Set of tasks -
1. List every food that the vitamin D article says many mothers wrongly assume is a good source of vitamin D.
2. Translate this sentence from the vitamin D article into Spanish: "This knowledge deficit doesn’t surprise McGartland, who says the sunshine vitamin is difficult to understand when it comes to food sources."
3. Based on the vitamin D article, explain why it is important for people in Ireland to get vitamin D from sources other than sunlight.

Document excerpt -
------------------------------

ONE in four Irish mums are in the dark about Vitamin D — in a recent survey, 25% admitted “not knowing anything” about the vitamin.

Most of the 500 mums surveyed (83%) reported concern about their children getting enough vitamin D, while 68% are also concerned about getting adequate amounts themselves. 

On a positive note, four in 10 believe vitamin D is the most important vitamin for their overall health.

Awareness of vitamin D’s importance is growing, says nutritionist Claire McGartland. 

She believes the gap in public knowledge is around how to get the vitamin — 42% of mums don’t know what foods contain it. 

Many incorrectly assume fruit (bananas 14%, apples seven percent), beans (17%) and dark chocolate (14%) are good sources.

This knowledge deficit doesn’t surprise McGartland, who says the sunshine vitamin is difficult to understand when it comes to food sources.

“People are used to hearing about how vitamin-rich fruits and vegetables are, so they expect vitamin D to be there too. Very few foods contain it naturally, apart from oily fish and eggs.”

Almost 60% of those surveyed admit they find it difficult to incorporate vitamin D into their children’s diet. 

There’s no doubt incorporating vitamin D into the diet from natural sources is challenging, particularly in the case of children’s diets, says McGartland.

“Despite our vast coastline and access to fresh oily fish, we’re not a great fish-eating nation. 

"[But] our children are great consumers of dairy, so it makes sense to incorporate fortified milk and yoghurt, as well as fortified cereals into all our diets.”

Irish vitamin D intake is worryingly low — 74% of adults and 88% of primary school children have an average daily intake of less than five micrograms, the recommended amount for children up to one year and for those aged five to 50. 

This level increases to 10 micrograms for those over 50, while guideline amounts for one- to five-year-olds are currently under review.

When sunlight hits skin, ultra-violet (UVB) sunrays make vitamin D. 

But, from October to March — in countries at latitudes greater than 42 degrees north — little or no vitamin D can be produced due to sunlight quality and quantity. 

Ireland is 51-55 degrees north. 

“We don’t always get enough sun during summer, so our vitamin D stores may not be enough to get through winter. 

"This is why it’s so important people get vitamin D from other sources.”

Top tips

* Vitamin D amounts in following foods: one egg: 1.6g (microgram); 100g lamb’s liver: 0.9g; 250ml glass fortified milk: 5g; 170g salmon: 13.3g; 200g mackerel: 17g; 30g fortified cereal:1.3g.

* Vitamin D is fat-soluble. It helps our bodies use calcium to build strong bones and teeth.

* Vitamin D regulates cell division and muscle function and supports the immune system.

------------------------------

Data for analysis -
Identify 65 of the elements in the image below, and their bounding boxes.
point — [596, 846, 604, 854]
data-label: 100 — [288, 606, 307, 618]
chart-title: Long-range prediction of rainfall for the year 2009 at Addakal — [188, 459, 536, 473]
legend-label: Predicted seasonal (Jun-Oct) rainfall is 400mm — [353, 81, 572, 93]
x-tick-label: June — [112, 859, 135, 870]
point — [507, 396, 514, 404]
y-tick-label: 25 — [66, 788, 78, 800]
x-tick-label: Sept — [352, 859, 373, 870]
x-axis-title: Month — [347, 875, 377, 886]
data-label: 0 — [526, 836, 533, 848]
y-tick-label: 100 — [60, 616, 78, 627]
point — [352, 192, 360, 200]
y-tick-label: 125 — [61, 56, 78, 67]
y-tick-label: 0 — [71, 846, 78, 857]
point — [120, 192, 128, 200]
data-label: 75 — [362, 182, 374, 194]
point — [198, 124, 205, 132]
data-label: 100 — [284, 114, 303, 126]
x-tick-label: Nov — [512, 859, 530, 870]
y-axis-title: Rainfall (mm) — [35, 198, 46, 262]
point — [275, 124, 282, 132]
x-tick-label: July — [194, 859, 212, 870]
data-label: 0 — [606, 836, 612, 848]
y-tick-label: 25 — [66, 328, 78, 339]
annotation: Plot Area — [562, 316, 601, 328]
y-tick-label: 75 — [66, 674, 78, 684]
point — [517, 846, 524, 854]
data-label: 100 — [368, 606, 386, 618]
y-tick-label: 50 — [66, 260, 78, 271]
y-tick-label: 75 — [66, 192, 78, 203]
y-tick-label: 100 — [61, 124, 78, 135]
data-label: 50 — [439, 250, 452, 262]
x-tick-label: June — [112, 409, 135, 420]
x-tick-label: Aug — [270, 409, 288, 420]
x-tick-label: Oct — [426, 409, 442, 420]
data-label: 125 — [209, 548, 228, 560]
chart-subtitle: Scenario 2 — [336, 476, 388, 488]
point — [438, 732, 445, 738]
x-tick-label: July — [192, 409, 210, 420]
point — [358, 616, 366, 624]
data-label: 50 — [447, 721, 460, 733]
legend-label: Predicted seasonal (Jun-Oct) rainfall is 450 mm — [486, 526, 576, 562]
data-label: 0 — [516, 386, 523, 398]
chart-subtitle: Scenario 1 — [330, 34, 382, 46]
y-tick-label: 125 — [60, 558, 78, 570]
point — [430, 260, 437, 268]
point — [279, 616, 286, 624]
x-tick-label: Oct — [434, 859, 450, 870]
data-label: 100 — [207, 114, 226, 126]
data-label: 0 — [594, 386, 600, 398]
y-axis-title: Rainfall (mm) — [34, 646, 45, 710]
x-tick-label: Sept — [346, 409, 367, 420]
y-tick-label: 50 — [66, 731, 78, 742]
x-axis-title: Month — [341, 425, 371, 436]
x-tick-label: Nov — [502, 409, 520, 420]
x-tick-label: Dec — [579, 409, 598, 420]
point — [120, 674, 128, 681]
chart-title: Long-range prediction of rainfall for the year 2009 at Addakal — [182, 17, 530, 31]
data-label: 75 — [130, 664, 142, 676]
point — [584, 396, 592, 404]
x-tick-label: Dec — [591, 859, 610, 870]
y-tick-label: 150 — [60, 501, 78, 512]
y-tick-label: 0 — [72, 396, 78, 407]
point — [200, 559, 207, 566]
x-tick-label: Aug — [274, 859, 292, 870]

------------------------------

Problem solutions -
1. Bananas, apples, beans, dark chocolate

2. Este déficit de conocimiento no sorprende a McGartland, quien dice que la vitamina del sol es difícil de entender en lo que respecta a las fuentes alimentarias.

3. From October to March, little or no vitamin D can be produced in countries at latitudes greater than 42 degrees north, and Ireland is 51-55 degrees north. Because there isn't always enough sun in summer either, vitamin D stores may not last through the winter.